Give all the lines below again, exactly, with no pictures.

··········

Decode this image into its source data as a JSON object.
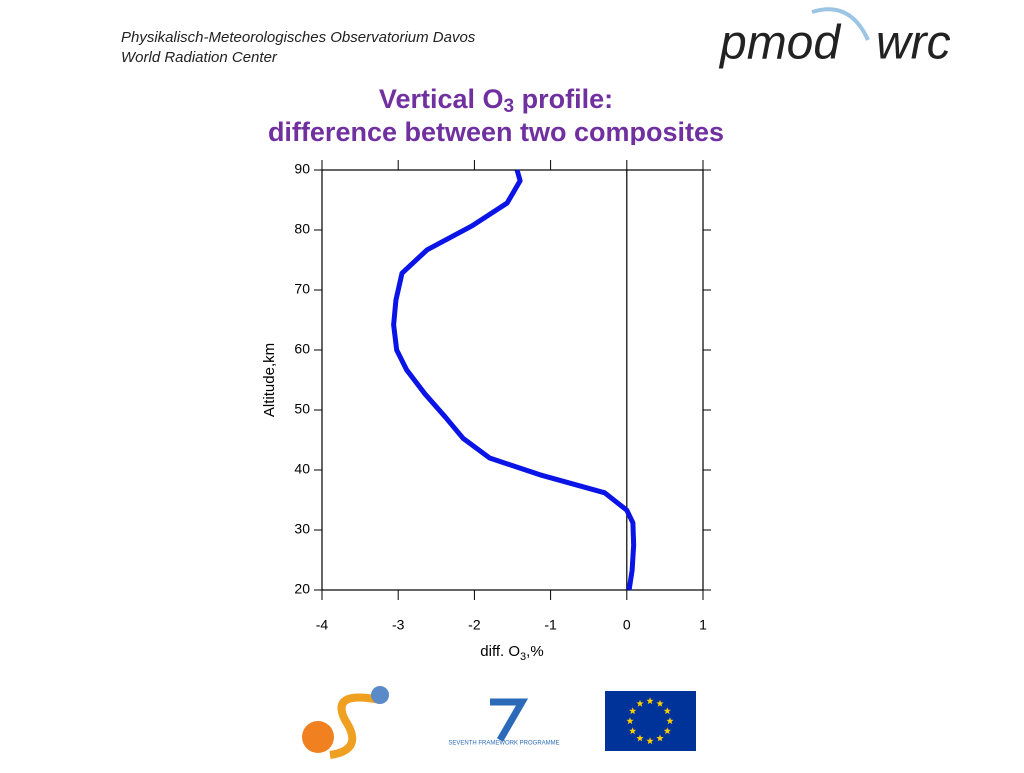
{
  "header": {
    "institute": "Physikalisch-Meteorologisches Observatorium Davos",
    "center": "World Radiation Center",
    "logo_left": "pmod",
    "logo_right": "wrc"
  },
  "footer": {
    "programme": "SEVENTH FRAMEWORK PROGRAMME"
  },
  "chart_data": {
    "type": "line",
    "title_line1": [
      "Vertical  O",
      "3",
      " profile:"
    ],
    "title_line2": "difference between two composites",
    "x_label": [
      "diff. O",
      "3",
      ",%"
    ],
    "y_label": "Altitude,km",
    "x": [
      -1.44,
      -1.4,
      -1.57,
      -2.03,
      -2.62,
      -2.95,
      -3.03,
      -3.06,
      -3.02,
      -2.89,
      -2.65,
      -2.38,
      -2.15,
      -1.8,
      -1.14,
      -0.29,
      0.0,
      0.08,
      0.09,
      0.07,
      0.03
    ],
    "values": [
      90,
      88.2,
      84.5,
      80.7,
      76.7,
      72.8,
      68.3,
      64.2,
      60,
      56.7,
      52.7,
      48.8,
      45.3,
      42,
      39.2,
      36.2,
      33.3,
      31.2,
      27.5,
      23.3,
      20
    ],
    "color": "#0a14e6",
    "xlim": [
      -4,
      1
    ],
    "xticks": [
      -4,
      -3,
      -2,
      -1,
      0,
      1
    ],
    "ylim": [
      20,
      90
    ],
    "yticks": [
      20,
      30,
      40,
      50,
      60,
      70,
      80,
      90
    ],
    "reference_x": 0
  }
}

··········

• **Correct result**
Decode this image into its source data as a JSON object.
{
  "header": {
    "institute": "Physikalisch-Meteorologisches Observatorium Davos",
    "center": "World Radiation Center",
    "logo_left": "pmod",
    "logo_right": "wrc"
  },
  "footer": {
    "programme": "SEVENTH FRAMEWORK PROGRAMME"
  },
  "chart_data": {
    "type": "line",
    "title_line1": [
      "Vertical  O",
      "3",
      " profile:"
    ],
    "title_line2": "difference between two composites",
    "x_label": [
      "diff. O",
      "3",
      ",%"
    ],
    "y_label": "Altitude,km",
    "x": [
      -1.44,
      -1.4,
      -1.57,
      -2.03,
      -2.62,
      -2.95,
      -3.03,
      -3.06,
      -3.02,
      -2.89,
      -2.65,
      -2.38,
      -2.15,
      -1.8,
      -1.14,
      -0.29,
      0.0,
      0.08,
      0.09,
      0.07,
      0.03
    ],
    "values": [
      90,
      88.2,
      84.5,
      80.7,
      76.7,
      72.8,
      68.3,
      64.2,
      60,
      56.7,
      52.7,
      48.8,
      45.3,
      42,
      39.2,
      36.2,
      33.3,
      31.2,
      27.5,
      23.3,
      20
    ],
    "color": "#0a14e6",
    "xlim": [
      -4,
      1
    ],
    "xticks": [
      -4,
      -3,
      -2,
      -1,
      0,
      1
    ],
    "ylim": [
      20,
      90
    ],
    "yticks": [
      20,
      30,
      40,
      50,
      60,
      70,
      80,
      90
    ],
    "reference_x": 0
  }
}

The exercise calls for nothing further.